■ EXTRACTED ENTRIES:
━━━

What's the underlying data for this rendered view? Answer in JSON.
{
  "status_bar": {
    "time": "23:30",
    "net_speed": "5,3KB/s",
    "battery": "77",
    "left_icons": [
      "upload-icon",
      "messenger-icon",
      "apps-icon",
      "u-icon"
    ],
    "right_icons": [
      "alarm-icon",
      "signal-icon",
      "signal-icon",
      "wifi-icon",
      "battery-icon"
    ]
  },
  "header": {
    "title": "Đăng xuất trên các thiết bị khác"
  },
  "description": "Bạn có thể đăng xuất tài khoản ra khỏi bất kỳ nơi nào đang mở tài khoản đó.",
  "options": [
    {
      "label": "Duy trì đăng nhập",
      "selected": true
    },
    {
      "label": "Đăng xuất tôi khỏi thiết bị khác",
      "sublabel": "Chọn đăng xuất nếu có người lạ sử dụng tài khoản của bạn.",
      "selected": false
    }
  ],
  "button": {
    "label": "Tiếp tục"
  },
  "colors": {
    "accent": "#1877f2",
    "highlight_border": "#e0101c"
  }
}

━━━

■ TO DO: Write out the material from the first line to the last, exactly.

■ ANSWER:
What's the underlying data for this rendered view? Answer in JSON.
{
  "status_bar": {
    "time": "23:30",
    "net_speed": "5,3KB/s",
    "battery": "77",
    "left_icons": [
      "upload-icon",
      "messenger-icon",
      "apps-icon",
      "u-icon"
    ],
    "right_icons": [
      "alarm-icon",
      "signal-icon",
      "signal-icon",
      "wifi-icon",
      "battery-icon"
    ]
  },
  "header": {
    "title": "Đăng xuất trên các thiết bị khác"
  },
  "description": "Bạn có thể đăng xuất tài khoản ra khỏi bất kỳ nơi nào đang mở tài khoản đó.",
  "options": [
    {
      "label": "Duy trì đăng nhập",
      "selected": true
    },
    {
      "label": "Đăng xuất tôi khỏi thiết bị khác",
      "sublabel": "Chọn đăng xuất nếu có người lạ sử dụng tài khoản của bạn.",
      "selected": false
    }
  ],
  "button": {
    "label": "Tiếp tục"
  },
  "colors": {
    "accent": "#1877f2",
    "highlight_border": "#e0101c"
  }
}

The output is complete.